> **Instrucción A**:
Responde, por favor, estas preguntas sobre el fragmento:
(i) ¿De qué está escribiendo una historia el autor?
(ii) ¿Qué intenta descubrir la "ingeniería inversa" a partir de un artefacto?
(iii) ¿En qué cuatro parámetros han crecido continuamente los humanos?

En este momento trabajo mucho para escribir una historia de los deseos humanos, de nuestra permanente búsqueda de la felicidad, que ha ido produciendo a lo largo de la evolución esas colosales creaciones que llamamos “culturas”. ¿Hemos tenido siempre los mismos deseos? Parece que hay unas motivaciones primarias universales, con raíces biológicas, en las que se basan otras secundarias, con profundas influencias culturales. El paso de unas a otras forma parte de la historia que quiero contar.

La “psicohistoria” que tanteo se mueve en dos direcciones. Aprovecha los conocimientos psicológicos actuales para interpretar la historia, pero también aprovecha la historia para conocer a los seres humanos. En este caso se trata de una “psicología inversa” parecida a la “ingeniería inversa” que a partir de un artefacto intenta descubrir las técnicas que lo han hecho posible. En el campo psicológico podemos comenzar, por ejemplo, con una constatación clara: los humanos hemos crecido continuamente en cuatro parámetros: consumo de energía, tamaño de las ciudades, potencia del armamento y cantidad de información disponible. Si un extraterrestre se encontrara con esos datos ¿qué tipo de seres pensaría que los habían producido?

> **Instrucción B**:
Edita los registros desde su inicio hasta la línea que contiene "time-axis[interactable]: 18:00 3", ambas incluidas, sustituyendo "candle-body" por "candle-core" sin cambiar nada más. Devuelve solo esas líneas.

> **Registros proporcionados**:
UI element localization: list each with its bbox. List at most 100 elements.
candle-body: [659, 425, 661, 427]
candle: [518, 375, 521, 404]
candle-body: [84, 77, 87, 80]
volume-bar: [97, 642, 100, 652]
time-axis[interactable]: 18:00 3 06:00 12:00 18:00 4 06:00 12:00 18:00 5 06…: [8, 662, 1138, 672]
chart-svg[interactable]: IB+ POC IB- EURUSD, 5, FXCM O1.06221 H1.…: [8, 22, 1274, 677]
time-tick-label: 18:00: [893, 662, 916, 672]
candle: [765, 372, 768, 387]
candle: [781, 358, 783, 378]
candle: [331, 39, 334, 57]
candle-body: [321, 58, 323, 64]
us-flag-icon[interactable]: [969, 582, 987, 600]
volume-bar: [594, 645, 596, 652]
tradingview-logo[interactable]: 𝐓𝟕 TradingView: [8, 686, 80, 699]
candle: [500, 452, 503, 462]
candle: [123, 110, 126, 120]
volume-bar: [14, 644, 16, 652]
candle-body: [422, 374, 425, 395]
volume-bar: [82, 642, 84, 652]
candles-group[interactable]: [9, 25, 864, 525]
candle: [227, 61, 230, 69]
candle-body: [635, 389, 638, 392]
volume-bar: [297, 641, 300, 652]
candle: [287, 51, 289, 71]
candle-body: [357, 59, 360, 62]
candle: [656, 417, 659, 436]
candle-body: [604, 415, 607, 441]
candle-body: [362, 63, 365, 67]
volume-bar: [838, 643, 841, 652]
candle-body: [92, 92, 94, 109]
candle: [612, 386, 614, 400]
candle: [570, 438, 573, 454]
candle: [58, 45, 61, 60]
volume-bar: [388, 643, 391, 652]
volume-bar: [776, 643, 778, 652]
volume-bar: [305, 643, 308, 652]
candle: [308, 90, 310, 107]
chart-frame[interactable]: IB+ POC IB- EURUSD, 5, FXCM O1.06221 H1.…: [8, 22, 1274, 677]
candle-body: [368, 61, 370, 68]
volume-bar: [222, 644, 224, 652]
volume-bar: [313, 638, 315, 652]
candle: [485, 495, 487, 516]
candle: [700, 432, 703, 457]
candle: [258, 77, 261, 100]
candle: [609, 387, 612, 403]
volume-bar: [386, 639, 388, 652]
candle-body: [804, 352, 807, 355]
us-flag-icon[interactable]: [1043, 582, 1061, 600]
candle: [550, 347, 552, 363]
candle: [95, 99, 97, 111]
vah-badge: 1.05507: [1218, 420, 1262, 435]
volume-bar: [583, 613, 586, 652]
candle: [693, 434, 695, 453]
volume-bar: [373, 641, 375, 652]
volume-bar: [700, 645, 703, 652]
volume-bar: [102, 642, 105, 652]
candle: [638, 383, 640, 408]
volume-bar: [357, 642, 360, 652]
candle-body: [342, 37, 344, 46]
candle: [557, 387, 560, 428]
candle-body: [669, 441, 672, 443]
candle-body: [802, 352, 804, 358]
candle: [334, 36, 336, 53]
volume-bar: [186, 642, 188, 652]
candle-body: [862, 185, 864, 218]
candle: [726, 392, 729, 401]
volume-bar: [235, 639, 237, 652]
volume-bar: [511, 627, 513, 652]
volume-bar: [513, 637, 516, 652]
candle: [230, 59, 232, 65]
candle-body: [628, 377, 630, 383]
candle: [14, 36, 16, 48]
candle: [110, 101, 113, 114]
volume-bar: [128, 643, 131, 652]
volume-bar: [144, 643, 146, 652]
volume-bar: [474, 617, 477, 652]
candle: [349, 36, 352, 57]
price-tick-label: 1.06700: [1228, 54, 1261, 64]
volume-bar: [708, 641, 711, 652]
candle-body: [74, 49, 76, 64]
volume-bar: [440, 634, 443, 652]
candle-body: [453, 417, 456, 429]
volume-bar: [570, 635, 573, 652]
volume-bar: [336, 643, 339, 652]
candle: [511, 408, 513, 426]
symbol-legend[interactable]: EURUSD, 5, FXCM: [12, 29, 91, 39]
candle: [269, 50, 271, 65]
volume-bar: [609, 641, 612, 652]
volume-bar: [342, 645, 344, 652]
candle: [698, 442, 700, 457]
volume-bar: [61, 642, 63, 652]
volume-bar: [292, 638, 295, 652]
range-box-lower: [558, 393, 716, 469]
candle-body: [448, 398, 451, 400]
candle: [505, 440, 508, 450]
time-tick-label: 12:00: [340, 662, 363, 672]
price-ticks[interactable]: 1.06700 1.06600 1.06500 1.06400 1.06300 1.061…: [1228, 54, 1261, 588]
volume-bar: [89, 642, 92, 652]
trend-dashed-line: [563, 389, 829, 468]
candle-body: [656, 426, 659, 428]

> **Resultado del ejercicio A**:
(i) De los deseos humanos, de nuestra permanente búsqueda de la felicidad.
(ii) Las técnicas que lo han hecho posible.
(iii) Consumo de energía, tamaño de las ciudades, potencia del armamento y cantidad de información disponible.

> **Resultado del ejercicio B**:
UI element localization: list each with its bbox. List at most 100 elements.
candle-core: [659, 425, 661, 427]
candle: [518, 375, 521, 404]
candle-core: [84, 77, 87, 80]
volume-bar: [97, 642, 100, 652]
time-axis[interactable]: 18:00 3 06:00 12:00 18:00 4 06:00 12:00 18:00 5 06…: [8, 662, 1138, 672]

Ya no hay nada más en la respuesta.